Copy the records word for word, starting at the first line and ending at the line that contains "- avatar-eye: [293, 557, 303, 569]".

Element boundary records
####################

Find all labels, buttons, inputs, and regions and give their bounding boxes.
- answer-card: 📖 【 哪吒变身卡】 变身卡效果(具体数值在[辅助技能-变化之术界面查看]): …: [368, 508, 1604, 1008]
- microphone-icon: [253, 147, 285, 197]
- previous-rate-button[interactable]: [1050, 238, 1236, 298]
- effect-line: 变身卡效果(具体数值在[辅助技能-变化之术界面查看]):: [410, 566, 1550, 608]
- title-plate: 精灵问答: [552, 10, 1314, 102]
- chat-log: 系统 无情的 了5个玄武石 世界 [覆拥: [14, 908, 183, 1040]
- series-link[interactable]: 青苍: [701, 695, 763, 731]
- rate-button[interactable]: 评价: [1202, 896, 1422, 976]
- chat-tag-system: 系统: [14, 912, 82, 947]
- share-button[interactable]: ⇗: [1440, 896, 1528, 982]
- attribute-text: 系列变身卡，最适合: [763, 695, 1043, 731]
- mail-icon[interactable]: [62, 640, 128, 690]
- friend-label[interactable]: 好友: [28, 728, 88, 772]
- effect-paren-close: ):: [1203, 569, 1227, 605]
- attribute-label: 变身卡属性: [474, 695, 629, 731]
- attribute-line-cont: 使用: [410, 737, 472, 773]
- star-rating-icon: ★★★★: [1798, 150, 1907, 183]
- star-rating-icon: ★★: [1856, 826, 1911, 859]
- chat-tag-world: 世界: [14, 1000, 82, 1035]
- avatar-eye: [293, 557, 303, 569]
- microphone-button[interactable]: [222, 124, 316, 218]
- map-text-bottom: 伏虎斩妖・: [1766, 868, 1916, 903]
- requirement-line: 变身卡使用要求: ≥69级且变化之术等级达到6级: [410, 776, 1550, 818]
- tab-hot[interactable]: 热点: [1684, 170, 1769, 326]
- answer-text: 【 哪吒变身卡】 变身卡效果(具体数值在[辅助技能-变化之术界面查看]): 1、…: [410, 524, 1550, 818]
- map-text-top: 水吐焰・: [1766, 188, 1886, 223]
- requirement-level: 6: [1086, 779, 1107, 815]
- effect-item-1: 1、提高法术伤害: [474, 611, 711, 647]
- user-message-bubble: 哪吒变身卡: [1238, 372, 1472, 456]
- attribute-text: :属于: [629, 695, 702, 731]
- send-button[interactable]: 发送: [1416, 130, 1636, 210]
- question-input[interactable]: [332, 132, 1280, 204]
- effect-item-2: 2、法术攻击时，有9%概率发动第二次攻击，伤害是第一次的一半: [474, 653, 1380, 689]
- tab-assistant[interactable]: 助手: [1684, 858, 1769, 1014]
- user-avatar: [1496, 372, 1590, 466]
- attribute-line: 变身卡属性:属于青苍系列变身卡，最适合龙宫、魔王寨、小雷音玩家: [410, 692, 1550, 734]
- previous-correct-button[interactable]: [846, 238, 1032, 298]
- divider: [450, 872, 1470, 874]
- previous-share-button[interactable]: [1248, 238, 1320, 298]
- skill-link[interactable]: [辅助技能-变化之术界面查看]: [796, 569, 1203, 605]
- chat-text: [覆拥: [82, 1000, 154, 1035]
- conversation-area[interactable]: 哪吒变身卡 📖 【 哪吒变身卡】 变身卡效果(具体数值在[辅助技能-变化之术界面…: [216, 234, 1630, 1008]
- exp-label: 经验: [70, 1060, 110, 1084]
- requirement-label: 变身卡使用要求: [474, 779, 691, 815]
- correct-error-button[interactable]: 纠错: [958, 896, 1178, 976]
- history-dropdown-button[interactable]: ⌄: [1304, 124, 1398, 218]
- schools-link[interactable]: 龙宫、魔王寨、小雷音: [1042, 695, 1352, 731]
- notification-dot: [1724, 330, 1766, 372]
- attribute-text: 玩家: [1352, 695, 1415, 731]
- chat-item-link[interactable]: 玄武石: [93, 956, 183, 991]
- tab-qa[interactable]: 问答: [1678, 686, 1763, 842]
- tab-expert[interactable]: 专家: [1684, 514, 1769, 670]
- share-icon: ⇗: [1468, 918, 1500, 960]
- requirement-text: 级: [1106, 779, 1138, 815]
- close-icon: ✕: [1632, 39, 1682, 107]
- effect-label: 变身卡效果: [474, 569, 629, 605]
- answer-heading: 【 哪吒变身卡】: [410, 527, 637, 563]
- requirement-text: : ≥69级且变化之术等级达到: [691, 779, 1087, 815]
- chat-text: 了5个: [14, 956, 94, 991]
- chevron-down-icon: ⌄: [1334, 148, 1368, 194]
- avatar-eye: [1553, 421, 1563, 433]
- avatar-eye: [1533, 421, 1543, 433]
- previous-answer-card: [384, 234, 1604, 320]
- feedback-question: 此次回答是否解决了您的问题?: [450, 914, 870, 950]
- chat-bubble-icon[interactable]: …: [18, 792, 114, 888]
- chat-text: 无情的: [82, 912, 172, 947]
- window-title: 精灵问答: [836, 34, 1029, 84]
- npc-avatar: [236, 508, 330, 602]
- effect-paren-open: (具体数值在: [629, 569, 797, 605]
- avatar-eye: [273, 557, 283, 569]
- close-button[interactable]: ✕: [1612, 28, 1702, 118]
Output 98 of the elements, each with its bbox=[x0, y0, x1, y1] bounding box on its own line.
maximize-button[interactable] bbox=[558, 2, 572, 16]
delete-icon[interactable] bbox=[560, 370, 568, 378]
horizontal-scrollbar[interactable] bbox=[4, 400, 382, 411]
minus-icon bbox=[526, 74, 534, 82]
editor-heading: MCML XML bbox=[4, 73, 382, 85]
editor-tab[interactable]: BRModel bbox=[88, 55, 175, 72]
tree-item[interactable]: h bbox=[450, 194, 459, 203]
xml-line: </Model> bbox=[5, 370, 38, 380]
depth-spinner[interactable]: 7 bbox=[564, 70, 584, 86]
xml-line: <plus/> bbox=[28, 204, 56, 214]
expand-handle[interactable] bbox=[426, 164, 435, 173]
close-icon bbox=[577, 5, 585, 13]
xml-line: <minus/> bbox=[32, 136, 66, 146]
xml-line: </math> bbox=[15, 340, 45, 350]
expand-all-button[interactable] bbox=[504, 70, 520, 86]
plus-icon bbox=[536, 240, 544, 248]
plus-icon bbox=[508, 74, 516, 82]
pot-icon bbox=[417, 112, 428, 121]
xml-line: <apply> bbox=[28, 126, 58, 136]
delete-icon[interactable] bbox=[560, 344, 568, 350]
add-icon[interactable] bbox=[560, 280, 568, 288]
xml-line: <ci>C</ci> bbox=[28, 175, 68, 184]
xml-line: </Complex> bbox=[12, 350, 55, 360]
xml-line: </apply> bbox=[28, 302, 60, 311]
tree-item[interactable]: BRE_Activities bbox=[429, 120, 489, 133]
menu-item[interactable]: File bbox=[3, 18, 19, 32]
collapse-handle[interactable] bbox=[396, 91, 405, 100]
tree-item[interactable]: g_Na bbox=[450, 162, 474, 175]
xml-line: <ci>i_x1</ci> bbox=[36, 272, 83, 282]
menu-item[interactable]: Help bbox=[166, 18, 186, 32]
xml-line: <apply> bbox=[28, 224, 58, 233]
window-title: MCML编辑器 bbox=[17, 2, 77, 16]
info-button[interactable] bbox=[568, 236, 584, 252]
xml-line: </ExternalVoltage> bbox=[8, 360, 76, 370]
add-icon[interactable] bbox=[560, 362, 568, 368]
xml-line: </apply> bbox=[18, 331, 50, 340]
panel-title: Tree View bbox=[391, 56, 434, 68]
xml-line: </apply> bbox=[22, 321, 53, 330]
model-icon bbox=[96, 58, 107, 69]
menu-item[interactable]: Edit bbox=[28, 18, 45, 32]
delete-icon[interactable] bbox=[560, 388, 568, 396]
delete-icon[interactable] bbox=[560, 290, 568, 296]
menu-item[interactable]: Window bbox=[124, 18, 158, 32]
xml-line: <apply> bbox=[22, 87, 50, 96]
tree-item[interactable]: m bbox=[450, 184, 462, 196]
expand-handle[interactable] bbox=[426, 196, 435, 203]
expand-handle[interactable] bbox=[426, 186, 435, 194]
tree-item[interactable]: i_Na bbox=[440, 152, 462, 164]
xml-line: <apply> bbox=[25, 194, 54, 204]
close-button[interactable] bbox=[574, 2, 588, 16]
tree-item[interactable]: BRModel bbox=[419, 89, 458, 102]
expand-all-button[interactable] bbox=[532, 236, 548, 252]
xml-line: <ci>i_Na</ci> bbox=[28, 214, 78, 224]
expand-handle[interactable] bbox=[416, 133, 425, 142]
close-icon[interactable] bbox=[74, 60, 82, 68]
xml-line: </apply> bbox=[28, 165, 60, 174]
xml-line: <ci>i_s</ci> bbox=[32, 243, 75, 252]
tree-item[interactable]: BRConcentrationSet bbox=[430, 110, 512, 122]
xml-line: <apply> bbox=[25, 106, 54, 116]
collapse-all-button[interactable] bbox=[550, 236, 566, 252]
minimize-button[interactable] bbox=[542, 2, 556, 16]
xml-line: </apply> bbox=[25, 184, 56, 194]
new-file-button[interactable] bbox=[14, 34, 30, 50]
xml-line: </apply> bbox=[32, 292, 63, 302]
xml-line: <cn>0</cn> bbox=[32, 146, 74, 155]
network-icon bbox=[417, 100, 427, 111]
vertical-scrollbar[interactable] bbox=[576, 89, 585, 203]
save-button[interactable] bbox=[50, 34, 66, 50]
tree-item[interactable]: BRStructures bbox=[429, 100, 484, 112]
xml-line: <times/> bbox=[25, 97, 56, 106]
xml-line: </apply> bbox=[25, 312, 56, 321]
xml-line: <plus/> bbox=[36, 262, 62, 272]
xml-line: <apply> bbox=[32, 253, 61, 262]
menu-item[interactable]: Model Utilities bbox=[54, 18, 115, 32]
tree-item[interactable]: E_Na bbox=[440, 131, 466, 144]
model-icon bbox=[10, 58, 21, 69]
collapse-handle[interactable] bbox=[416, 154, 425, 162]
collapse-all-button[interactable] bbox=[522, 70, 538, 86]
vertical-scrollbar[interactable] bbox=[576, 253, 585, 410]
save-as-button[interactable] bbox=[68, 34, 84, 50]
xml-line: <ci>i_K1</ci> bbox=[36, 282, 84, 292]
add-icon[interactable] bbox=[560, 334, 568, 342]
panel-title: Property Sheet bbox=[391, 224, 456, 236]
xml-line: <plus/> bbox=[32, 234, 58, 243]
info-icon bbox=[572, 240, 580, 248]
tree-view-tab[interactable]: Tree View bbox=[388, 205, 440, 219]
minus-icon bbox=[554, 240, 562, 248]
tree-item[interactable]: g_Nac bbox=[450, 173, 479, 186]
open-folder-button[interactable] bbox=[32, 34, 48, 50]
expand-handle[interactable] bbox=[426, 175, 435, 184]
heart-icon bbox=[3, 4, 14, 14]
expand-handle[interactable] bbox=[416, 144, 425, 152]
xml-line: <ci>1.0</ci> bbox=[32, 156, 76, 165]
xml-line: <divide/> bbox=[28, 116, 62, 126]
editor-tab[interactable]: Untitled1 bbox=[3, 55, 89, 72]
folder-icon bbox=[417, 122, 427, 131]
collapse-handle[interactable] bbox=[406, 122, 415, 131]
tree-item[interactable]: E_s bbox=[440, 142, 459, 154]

####################

Task output
Find all labels, buttons, inputs, and regions and give their bounding boxes.
- answer-card: 📖 【 哪吒变身卡】 变身卡效果(具体数值在[辅助技能-变化之术界面查看]): …: [368, 508, 1604, 1008]
- microphone-icon: [253, 147, 285, 197]
- previous-rate-button[interactable]: [1050, 238, 1236, 298]
- effect-line: 变身卡效果(具体数值在[辅助技能-变化之术界面查看]):: [410, 566, 1550, 608]
- title-plate: 精灵问答: [552, 10, 1314, 102]
- chat-log: 系统 无情的 了5个玄武石 世界 [覆拥: [14, 908, 183, 1040]
- series-link[interactable]: 青苍: [701, 695, 763, 731]
- rate-button[interactable]: 评价: [1202, 896, 1422, 976]
- chat-tag-system: 系统: [14, 912, 82, 947]
- share-button[interactable]: ⇗: [1440, 896, 1528, 982]
- attribute-text: 系列变身卡，最适合: [763, 695, 1043, 731]
- mail-icon[interactable]: [62, 640, 128, 690]
- friend-label[interactable]: 好友: [28, 728, 88, 772]
- effect-paren-close: ):: [1203, 569, 1227, 605]
- attribute-label: 变身卡属性: [474, 695, 629, 731]
- attribute-line-cont: 使用: [410, 737, 472, 773]
- star-rating-icon: ★★★★: [1798, 150, 1907, 183]
- star-rating-icon: ★★: [1856, 826, 1911, 859]
- chat-tag-world: 世界: [14, 1000, 82, 1035]
- avatar-eye: [293, 557, 303, 569]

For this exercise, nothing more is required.